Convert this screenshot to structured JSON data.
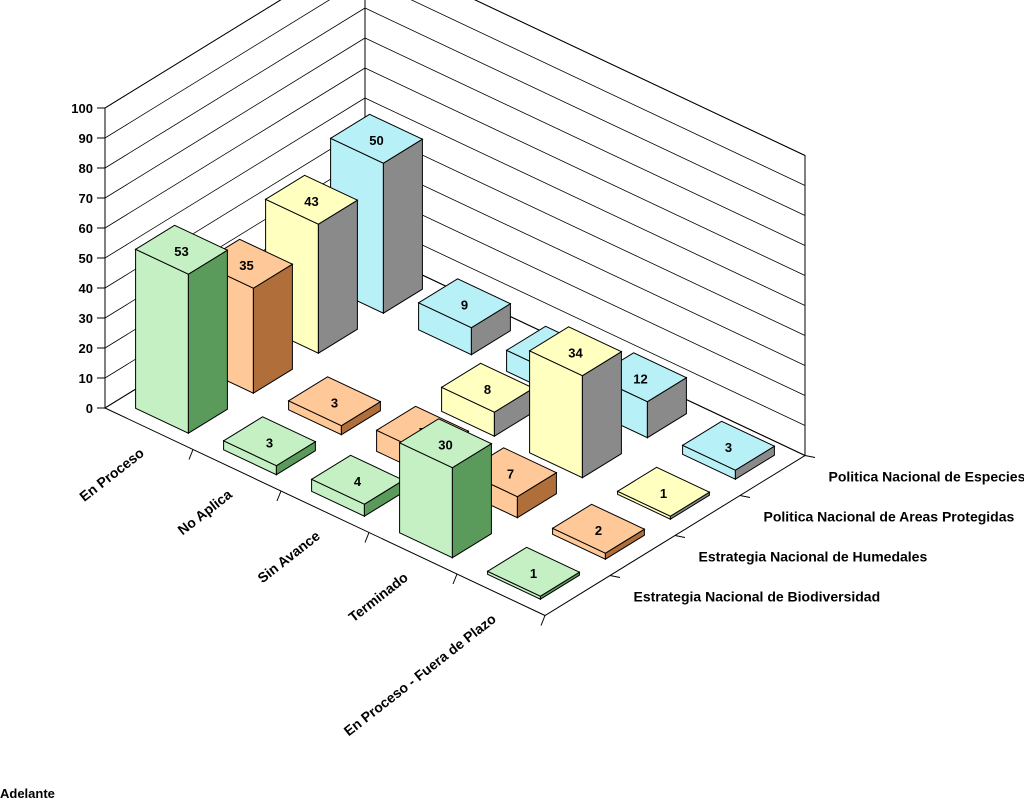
{
  "chart_data": {
    "type": "bar",
    "subtype": "3d-column",
    "categories": [
      "En Proceso",
      "No Aplica",
      "Sin Avance",
      "Terminado",
      "En Proceso - Fuera de Plazo"
    ],
    "category_labels_as_shown": [
      "En Proceso",
      "No Aplica",
      "Sin Avance",
      "Terminado",
      "En Proceso - Fuera de Plazo"
    ],
    "series": [
      {
        "name": "Estrategia Nacional de Biodiversidad",
        "color": "#c4f0c4",
        "dark": "#5a9a5a",
        "values": [
          53,
          3,
          4,
          30,
          1
        ]
      },
      {
        "name": "Estrategia Nacional de Humedales",
        "color": "#ffc898",
        "dark": "#b06f3a",
        "values": [
          35,
          3,
          7,
          7,
          2
        ]
      },
      {
        "name": "Politica Nacional de Areas Protegidas",
        "color": "#ffffc0",
        "dark": "#8a8a8a",
        "values": [
          43,
          null,
          8,
          34,
          1
        ]
      },
      {
        "name": "Politica Nacional de Especies Amenazadas",
        "color": "#b8f0f8",
        "dark": "#8a8a8a",
        "values": [
          50,
          9,
          7,
          12,
          3
        ]
      }
    ],
    "yticks": [
      "0",
      "10",
      "20",
      "30",
      "40",
      "50",
      "60",
      "70",
      "80",
      "90",
      "100"
    ],
    "ylim": [
      0,
      100
    ],
    "grid": true,
    "legend": "none (series labels on depth axis, right side)"
  },
  "footer_text": "Adelante"
}
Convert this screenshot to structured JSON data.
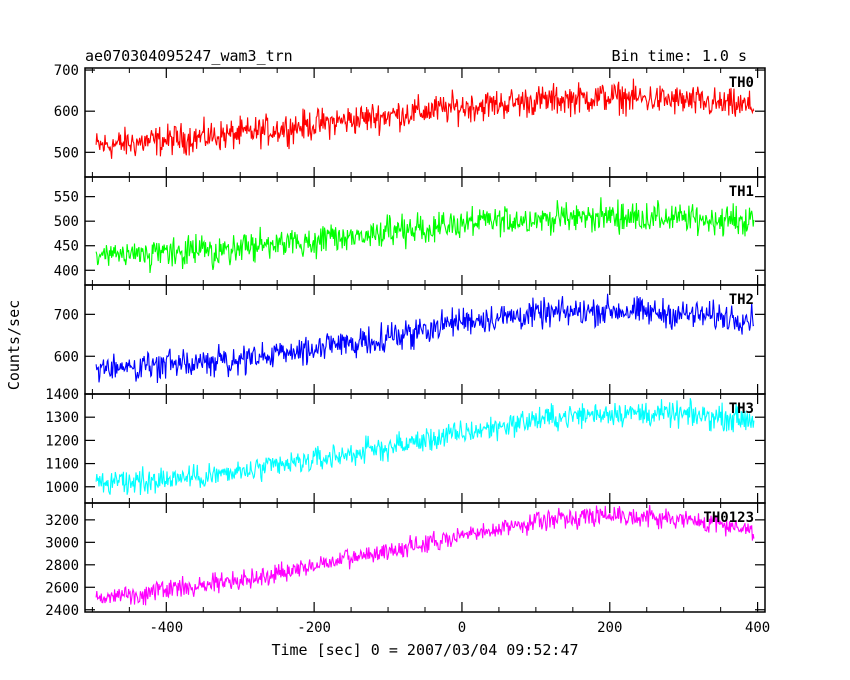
{
  "header": {
    "title": "ae070304095247_wam3_trn",
    "bin_time": "Bin time: 1.0 s"
  },
  "xlabel": "Time [sec] 0 = 2007/03/04 09:52:47",
  "ylabel": "Counts/sec",
  "chart_data": [
    {
      "type": "line",
      "name": "TH0",
      "color": "#ff0000",
      "xlim": [
        -510,
        410
      ],
      "ylim": [
        440,
        705
      ],
      "yticks": [
        500,
        600,
        700
      ],
      "trend": {
        "x": [
          -495,
          -300,
          -100,
          0,
          100,
          200,
          300,
          395
        ],
        "y": [
          515,
          545,
          590,
          610,
          625,
          635,
          625,
          610
        ]
      },
      "noise_amplitude": 55
    },
    {
      "type": "line",
      "name": "TH1",
      "color": "#00ff00",
      "xlim": [
        -510,
        410
      ],
      "ylim": [
        370,
        590
      ],
      "yticks": [
        400,
        450,
        500,
        550
      ],
      "trend": {
        "x": [
          -495,
          -300,
          -100,
          0,
          100,
          200,
          300,
          395
        ],
        "y": [
          425,
          445,
          475,
          495,
          505,
          510,
          505,
          500
        ]
      },
      "noise_amplitude": 45
    },
    {
      "type": "line",
      "name": "TH2",
      "color": "#0000ff",
      "xlim": [
        -510,
        410
      ],
      "ylim": [
        510,
        770
      ],
      "yticks": [
        600,
        700
      ],
      "trend": {
        "x": [
          -495,
          -300,
          -100,
          0,
          100,
          200,
          300,
          395
        ],
        "y": [
          570,
          590,
          645,
          685,
          700,
          710,
          700,
          690
        ]
      },
      "noise_amplitude": 50
    },
    {
      "type": "line",
      "name": "TH3",
      "color": "#00ffff",
      "xlim": [
        -510,
        410
      ],
      "ylim": [
        930,
        1400
      ],
      "yticks": [
        1000,
        1100,
        1200,
        1300,
        1400
      ],
      "trend": {
        "x": [
          -495,
          -300,
          -100,
          0,
          100,
          200,
          300,
          395
        ],
        "y": [
          1010,
          1060,
          1170,
          1230,
          1290,
          1320,
          1310,
          1290
        ]
      },
      "noise_amplitude": 80
    },
    {
      "type": "line",
      "name": "TH0123",
      "color": "#ff00ff",
      "xlim": [
        -510,
        410
      ],
      "ylim": [
        2380,
        3350
      ],
      "yticks": [
        2400,
        2600,
        2800,
        3000,
        3200
      ],
      "trend": {
        "x": [
          -495,
          -300,
          -100,
          0,
          100,
          200,
          300,
          395
        ],
        "y": [
          2500,
          2660,
          2920,
          3050,
          3190,
          3250,
          3200,
          3120
        ]
      },
      "noise_amplitude": 130
    }
  ],
  "xticks": [
    -400,
    -200,
    0,
    200,
    400
  ]
}
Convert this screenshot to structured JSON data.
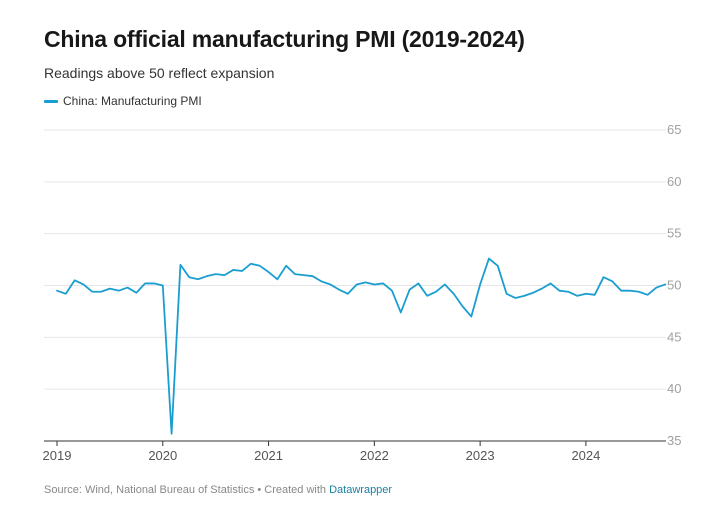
{
  "header": {
    "title": "China official manufacturing PMI (2019-2024)",
    "subtitle": "Readings above 50 reflect expansion"
  },
  "legend": {
    "label": "China: Manufacturing PMI"
  },
  "footer": {
    "source": "Source: Wind, National Bureau of Statistics • Created with",
    "link": "Datawrapper"
  },
  "colors": {
    "series": "#1a9ed1",
    "grid": "#e6e6e6",
    "axis": "#333333"
  },
  "chart_data": {
    "type": "line",
    "title": "China official manufacturing PMI (2019-2024)",
    "subtitle": "Readings above 50 reflect expansion",
    "xlabel": "",
    "ylabel": "",
    "ylim": [
      35,
      65
    ],
    "yticks": [
      35,
      40,
      45,
      50,
      55,
      60,
      65
    ],
    "xticks": [
      "2019",
      "2020",
      "2021",
      "2022",
      "2023",
      "2024"
    ],
    "x_start": "2019-01",
    "series": [
      {
        "name": "China: Manufacturing PMI",
        "values": [
          49.5,
          49.2,
          50.5,
          50.1,
          49.4,
          49.4,
          49.7,
          49.5,
          49.8,
          49.3,
          50.2,
          50.2,
          50.0,
          35.7,
          52.0,
          50.8,
          50.6,
          50.9,
          51.1,
          51.0,
          51.5,
          51.4,
          52.1,
          51.9,
          51.3,
          50.6,
          51.9,
          51.1,
          51.0,
          50.9,
          50.4,
          50.1,
          49.6,
          49.2,
          50.1,
          50.3,
          50.1,
          50.2,
          49.5,
          47.4,
          49.6,
          50.2,
          49.0,
          49.4,
          50.1,
          49.2,
          48.0,
          47.0,
          50.1,
          52.6,
          51.9,
          49.2,
          48.8,
          49.0,
          49.3,
          49.7,
          50.2,
          49.5,
          49.4,
          49.0,
          49.2,
          49.1,
          50.8,
          50.4,
          49.5,
          49.5,
          49.4,
          49.1,
          49.8,
          50.1
        ]
      }
    ]
  }
}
^^^^^^^^
**YOUR TASK**
Sift the material for lines with the string "dark". Copy each one found.

**CORRECT RESULT**
        "dark": "#5a9a5a",
        "dark": "#b06f3a",
        "dark": "#8a8a8a",
        "dark": "#8a8a8a",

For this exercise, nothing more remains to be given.